━━ RECORDS FOR THE TASK ━━
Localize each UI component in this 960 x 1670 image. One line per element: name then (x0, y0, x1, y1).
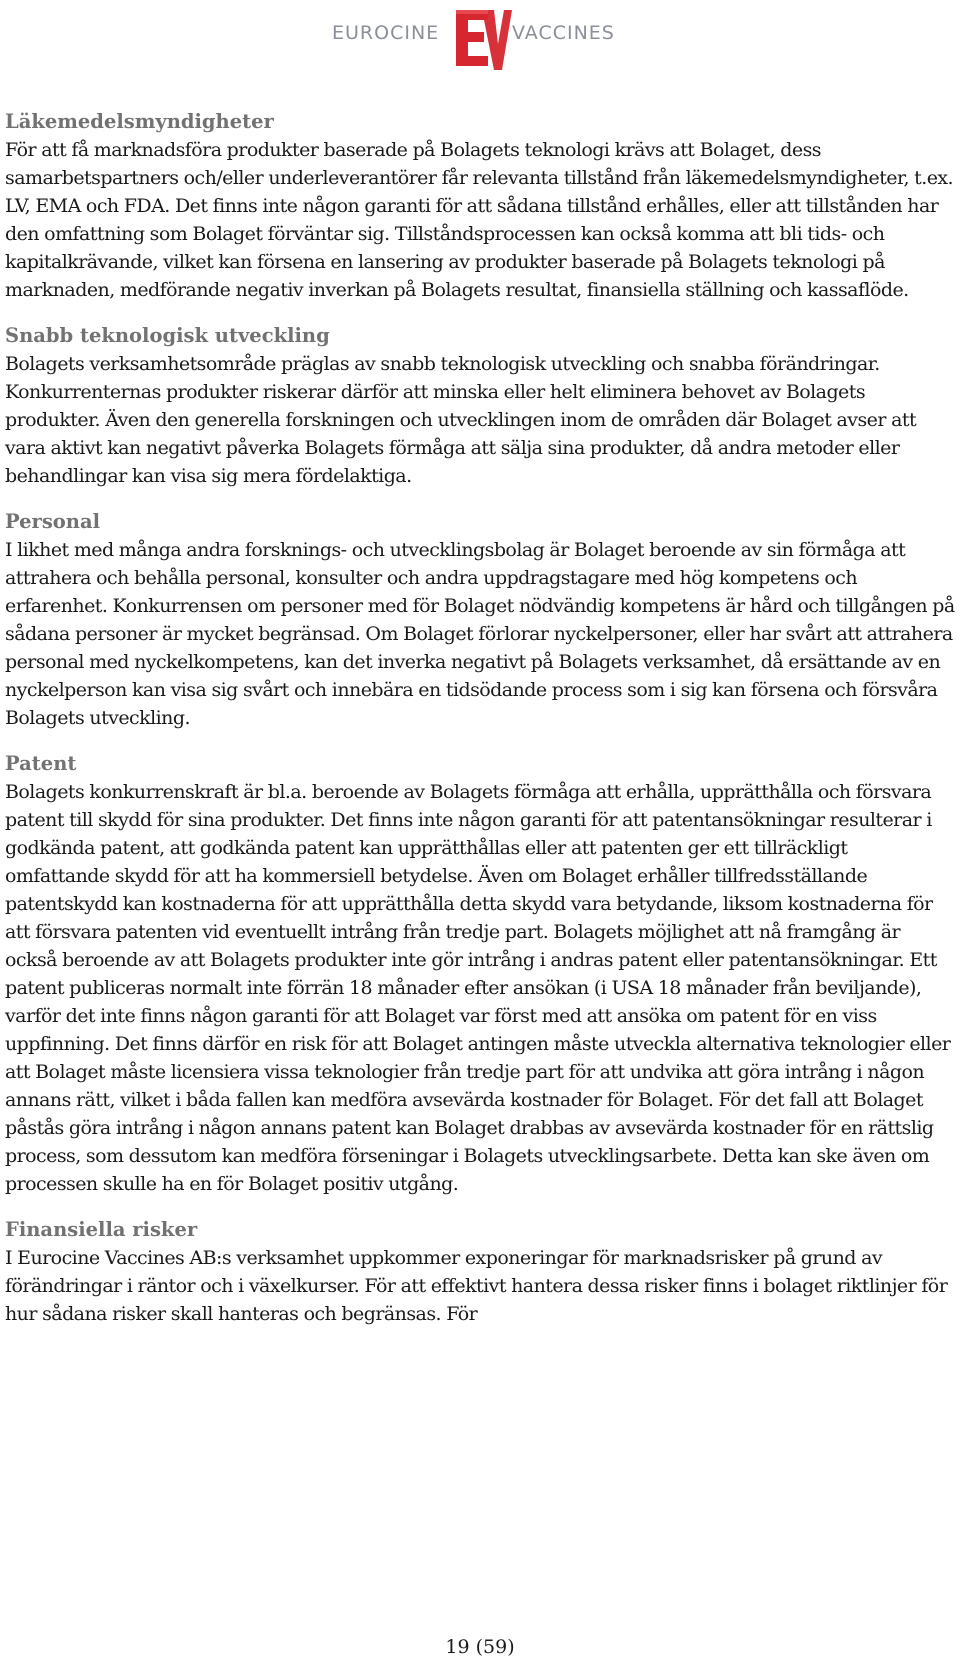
document-body (5, 108, 955, 1328)
section-finansiella-risker (5, 1216, 955, 1328)
section-text: I likhet med många andra forsknings- och utvecklingsbolag är Bolaget beroende av sin förmåga att attrahera och behålla personal, konsulter och andra uppdragstagare med hög kompetens och erfarenhet. Konkurrensen om personer med för Bolaget nödvändig kompetens är hård och tillgången på sådana personer är mycket begränsad. Om Bolaget förlorar nyckelpersoner, eller har svårt att attrahera personal med nyckelkompetens, kan det inverka negativt på Bolagets verksamhet, då ersättande av en nyckelperson kan visa sig svårt och innebära en tidsödande process som i sig kan försena och försvåra Bolagets utveckling. (5, 539, 955, 729)
company-logo (330, 4, 630, 72)
section-text: Bolagets konkurrenskraft är bl.a. beroende av Bolagets förmåga att erhålla, upprätthålla och försvara patent till skydd för sina produkter. Det finns inte någon garanti för att patentansökningar resulterar i godkända patent, att godkända patent kan upprätthållas eller att patenten ger ett tillräckligt omfattande skydd för att ha kommersiell betydelse. Även om Bolaget erhåller tillfredsställande patentskydd kan kostnaderna för att upprätthålla detta skydd vara betydande, liksom kostnaderna för att försvara patenten vid eventuellt intrång från tredje part. Bolagets möjlighet att nå framgång är också beroende av att Bolagets produkter inte gör intrång i andras patent eller patentansökningar. Ett patent publiceras normalt inte förrän 18 månader efter ansökan (i USA 18 månader från beviljande), varför det inte finns någon garanti för att Bolaget var först med att ansöka om patent för en viss uppfinning. Det finns därför en risk för att Bolaget antingen måste utveckla alternativa teknologier eller att Bolaget måste licensiera vissa teknologier från tredje part för att undvika att göra intrång i någon annans rätt, vilket i båda fallen kan medföra avsevärda kostnader för Bolaget. För det fall att Bolaget påstås göra intrång i någon annans patent kan Bolaget drabbas av avsevärda kostnader för en rättslig process, som dessutom kan medföra förseningar i Bolagets utvecklingsarbete. Detta kan ske även om processen skulle ha en för Bolaget positiv utgång. (5, 781, 951, 1195)
page-number: 19 (59) (445, 1636, 515, 1658)
section-heading: Snabb teknologisk utveckling (5, 324, 330, 347)
section-personal (5, 508, 955, 732)
page-header (0, 0, 960, 80)
section-text: För att få marknadsföra produkter baserade på Bolagets teknologi krävs att Bolaget, dess samarbetspartners och/eller underleverantörer får relevanta tillstånd från läkemedelsmyndigheter, t.ex. LV, EMA och FDA. Det finns inte någon garanti för att sådana tillstånd erhålles, eller att tillstånden har den omfattning som Bolaget förväntar sig. Tillståndsprocessen kan också komma att bli tids- och kapitalkrävande, vilket kan försena en lansering av produkter baserade på Bolagets teknologi på marknaden, medförande negativ inverkan på Bolagets resultat, finansiella ställning och kassaflöde. (5, 139, 954, 301)
section-text: Bolagets verksamhetsområde präglas av snabb teknologisk utveckling och snabba förändringar. Konkurrenternas produkter riskerar därför att minska eller helt eliminera behovet av Bolagets produkter. Även den generella forskningen och utvecklingen inom de områden där Bolaget avser att vara aktivt kan negativt påverka Bolagets förmåga att sälja sina produkter, då andra metoder eller behandlingar kan visa sig mera fördelaktiga. (5, 353, 917, 487)
logo-text-eurocine: EUROCINE (332, 22, 440, 44)
section-patent (5, 750, 955, 1198)
section-lakemedelsmyndigheter (5, 108, 955, 304)
logo-text-vaccines: VACCINES (512, 22, 615, 44)
section-heading: Personal (5, 510, 101, 533)
section-heading: Läkemedelsmyndigheter (5, 110, 274, 133)
section-heading: Finansiella risker (5, 1218, 198, 1241)
eurocine-ev-logo-icon (448, 4, 514, 72)
section-heading: Patent (5, 752, 77, 775)
section-snabb-teknologisk-utveckling (5, 322, 955, 490)
section-text: I Eurocine Vaccines AB:s verksamhet uppkommer exponeringar för marknadsrisker på grund av förändringar i räntor och i växelkurser. För att effektivt hantera dessa risker finns i bolaget riktlinjer för hur sådana risker skall hanteras och begränsas. För (5, 1247, 948, 1325)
━━━
> GOAL
Copy every line of the material above verbatim, leaving out the picture.

> WRITTEN ANSWER
Localize each UI component in this 960 x 1670 image. One line per element: name then (x0, y0, x1, y1).
document-body (5, 108, 955, 1328)
section-finansiella-risker (5, 1216, 955, 1328)
section-text: I likhet med många andra forsknings- och utvecklingsbolag är Bolaget beroende av sin förmåga att attrahera och behålla personal, konsulter och andra uppdragstagare med hög kompetens och erfarenhet. Konkurrensen om personer med för Bolaget nödvändig kompetens är hård och tillgången på sådana personer är mycket begränsad. Om Bolaget förlorar nyckelpersoner, eller har svårt att attrahera personal med nyckelkompetens, kan det inverka negativt på Bolagets verksamhet, då ersättande av en nyckelperson kan visa sig svårt och innebära en tidsödande process som i sig kan försena och försvåra Bolagets utveckling. (5, 539, 955, 729)
company-logo (330, 4, 630, 72)
section-text: Bolagets konkurrenskraft är bl.a. beroende av Bolagets förmåga att erhålla, upprätthålla och försvara patent till skydd för sina produkter. Det finns inte någon garanti för att patentansökningar resulterar i godkända patent, att godkända patent kan upprätthållas eller att patenten ger ett tillräckligt omfattande skydd för att ha kommersiell betydelse. Även om Bolaget erhåller tillfredsställande patentskydd kan kostnaderna för att upprätthålla detta skydd vara betydande, liksom kostnaderna för att försvara patenten vid eventuellt intrång från tredje part. Bolagets möjlighet att nå framgång är också beroende av att Bolagets produkter inte gör intrång i andras patent eller patentansökningar. Ett patent publiceras normalt inte förrän 18 månader efter ansökan (i USA 18 månader från beviljande), varför det inte finns någon garanti för att Bolaget var först med att ansöka om patent för en viss uppfinning. Det finns därför en risk för att Bolaget antingen måste utveckla alternativa teknologier eller att Bolaget måste licensiera vissa teknologier från tredje part för att undvika att göra intrång i någon annans rätt, vilket i båda fallen kan medföra avsevärda kostnader för Bolaget. För det fall att Bolaget påstås göra intrång i någon annans patent kan Bolaget drabbas av avsevärda kostnader för en rättslig process, som dessutom kan medföra förseningar i Bolagets utvecklingsarbete. Detta kan ske även om processen skulle ha en för Bolaget positiv utgång. (5, 781, 951, 1195)
page-number: 19 (59) (445, 1636, 515, 1658)
section-heading: Snabb teknologisk utveckling (5, 324, 330, 347)
section-personal (5, 508, 955, 732)
page-header (0, 0, 960, 80)
section-text: För att få marknadsföra produkter baserade på Bolagets teknologi krävs att Bolaget, dess samarbetspartners och/eller underleverantörer får relevanta tillstånd från läkemedelsmyndigheter, t.ex. LV, EMA och FDA. Det finns inte någon garanti för att sådana tillstånd erhålles, eller att tillstånden har den omfattning som Bolaget förväntar sig. Tillståndsprocessen kan också komma att bli tids- och kapitalkrävande, vilket kan försena en lansering av produkter baserade på Bolagets teknologi på marknaden, medförande negativ inverkan på Bolagets resultat, finansiella ställning och kassaflöde. (5, 139, 954, 301)
section-text: Bolagets verksamhetsområde präglas av snabb teknologisk utveckling och snabba förändringar. Konkurrenternas produkter riskerar därför att minska eller helt eliminera behovet av Bolagets produkter. Även den generella forskningen och utvecklingen inom de områden där Bolaget avser att vara aktivt kan negativt påverka Bolagets förmåga att sälja sina produkter, då andra metoder eller behandlingar kan visa sig mera fördelaktiga. (5, 353, 917, 487)
logo-text-eurocine: EUROCINE (332, 22, 440, 44)
section-patent (5, 750, 955, 1198)
section-lakemedelsmyndigheter (5, 108, 955, 304)
logo-text-vaccines: VACCINES (512, 22, 615, 44)
section-heading: Personal (5, 510, 101, 533)
section-heading: Läkemedelsmyndigheter (5, 110, 274, 133)
section-heading: Finansiella risker (5, 1218, 198, 1241)
eurocine-ev-logo-icon (448, 4, 514, 72)
section-heading: Patent (5, 752, 77, 775)
section-snabb-teknologisk-utveckling (5, 322, 955, 490)
section-text: I Eurocine Vaccines AB:s verksamhet uppkommer exponeringar för marknadsrisker på grund av förändringar i räntor och i växelkurser. För att effektivt hantera dessa risker finns i bolaget riktlinjer för hur sådana risker skall hanteras och begränsas. För (5, 1247, 948, 1325)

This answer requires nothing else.